## Opdrachtomschrijving:
Ga verder met de beschrijving van het kinderboek over het Praatschooltje van juffrouw Takkenbos. Begin na de laatste zin die hieronder staat.

## Te lezen fragment:
== == ==
Het Praatschooltje van Juffrouw Takkenbos

Geschreven door Wil de Wingerd
Band en illustraties van Rein Stuurman
Uitgever H. Meulenhoff - Amsterdam begin 50er jaren
Uit de Kleuter-serie (j. en m. 6 - 10 jaar).

Wil de Wingerd is het pseudoniem van Jan Willem van Wingerden, geboren in 1917. Hij werkte als onderwijzer te Rotterdam Charlois op de Jongensschool in de Zegenstraat. Op een ouderavond in 1953 werd er door de leerlingen het toneelstuk "Het Praatschooltje" opgevoerd, geschreven door en met muziek van meester W. van Wingerden.
(Zijn oud-leerling H. Bergen, thans wonend in de U.S.A.)

Rein Stuurman werd op 6 december 1900 te Zaandam geboren. Hij was tekenaar, schilder, aquarellist, houtgraveur, beeldhouwer en boekbandontwerper. Hij maakte vele illlustraties in schoolboeken, kalenders, tijdschriften en in ca. 142 kinderboeken. Rein Stuurman overleed op 9 december 1984 te Laren.

Korte inhoud:
Pepi, een klein ondeugend muisje, zit op de dierenschool van meester Knabbelaar. Omdat hij zo veel praat wordt hij van school gestuurd en moet voortaan naar het Praatschooltje van juffrouw Takkenbos.
== == ==
(Lijsten van geannoteerde regio's)
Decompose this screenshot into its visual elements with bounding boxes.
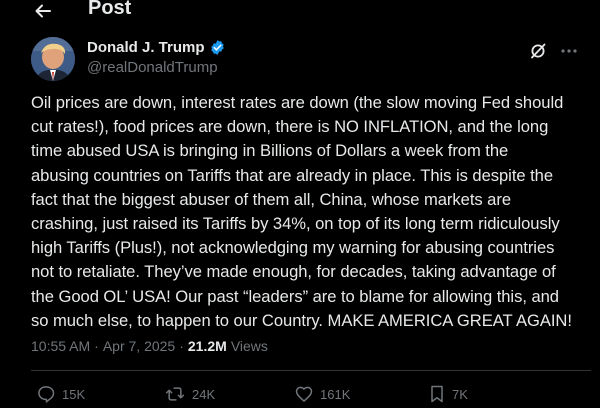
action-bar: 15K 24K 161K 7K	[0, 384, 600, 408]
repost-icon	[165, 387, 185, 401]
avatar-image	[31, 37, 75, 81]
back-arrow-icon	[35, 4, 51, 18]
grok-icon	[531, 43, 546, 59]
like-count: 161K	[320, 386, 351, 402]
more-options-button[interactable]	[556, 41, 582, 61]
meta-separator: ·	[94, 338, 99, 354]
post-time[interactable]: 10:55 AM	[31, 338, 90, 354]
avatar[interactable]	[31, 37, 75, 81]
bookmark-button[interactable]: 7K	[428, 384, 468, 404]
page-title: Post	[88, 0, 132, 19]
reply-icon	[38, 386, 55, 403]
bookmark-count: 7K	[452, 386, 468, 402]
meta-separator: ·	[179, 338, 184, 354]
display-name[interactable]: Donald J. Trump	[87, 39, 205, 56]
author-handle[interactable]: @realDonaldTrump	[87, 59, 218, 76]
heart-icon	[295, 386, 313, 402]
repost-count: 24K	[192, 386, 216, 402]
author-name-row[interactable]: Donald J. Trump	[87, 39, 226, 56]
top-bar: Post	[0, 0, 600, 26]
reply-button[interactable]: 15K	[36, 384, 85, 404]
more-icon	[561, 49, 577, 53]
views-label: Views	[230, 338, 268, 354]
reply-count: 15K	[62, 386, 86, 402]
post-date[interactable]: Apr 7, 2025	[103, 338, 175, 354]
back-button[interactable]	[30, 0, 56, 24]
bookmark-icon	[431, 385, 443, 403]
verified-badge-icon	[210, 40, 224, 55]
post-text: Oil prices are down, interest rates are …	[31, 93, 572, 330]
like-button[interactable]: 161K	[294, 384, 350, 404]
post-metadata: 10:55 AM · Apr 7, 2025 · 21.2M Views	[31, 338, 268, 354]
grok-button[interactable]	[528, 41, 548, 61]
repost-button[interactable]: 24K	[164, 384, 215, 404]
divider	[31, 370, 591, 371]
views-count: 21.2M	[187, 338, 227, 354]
== == ==
## Antwoord:
Op dit schooltje mag je alleen maar praten, schreeuwen en lawaai maken. Als je stil bent krijg je straf! Pepi vindt dit toch ook erg moeilijk en hij krijgt zelfs heimwee naar de school van meester Knabbelaar. Wanneer hij juffrouw Takkenbos een plezier wil doen en een paar spinnen voor haar mee neemt, blijkt dat zij hier verschrikkelijk bang voor is. Luid gillend rent zij door de school, achtervolgd door de spinnen. Omdat Pepi medelijden krijgt en de spinnen voor haar vangt, is zij hem zo dankbaar dat hij een wens mag doen. Pepi wil dan terug naar de school van meester Knabbelaar en zo gebeurt het. Hij is zo blij weer terug te zijn, dat hij voortaan een voorbeeldige leerling wordt en zijn mond weet te houden onder de les.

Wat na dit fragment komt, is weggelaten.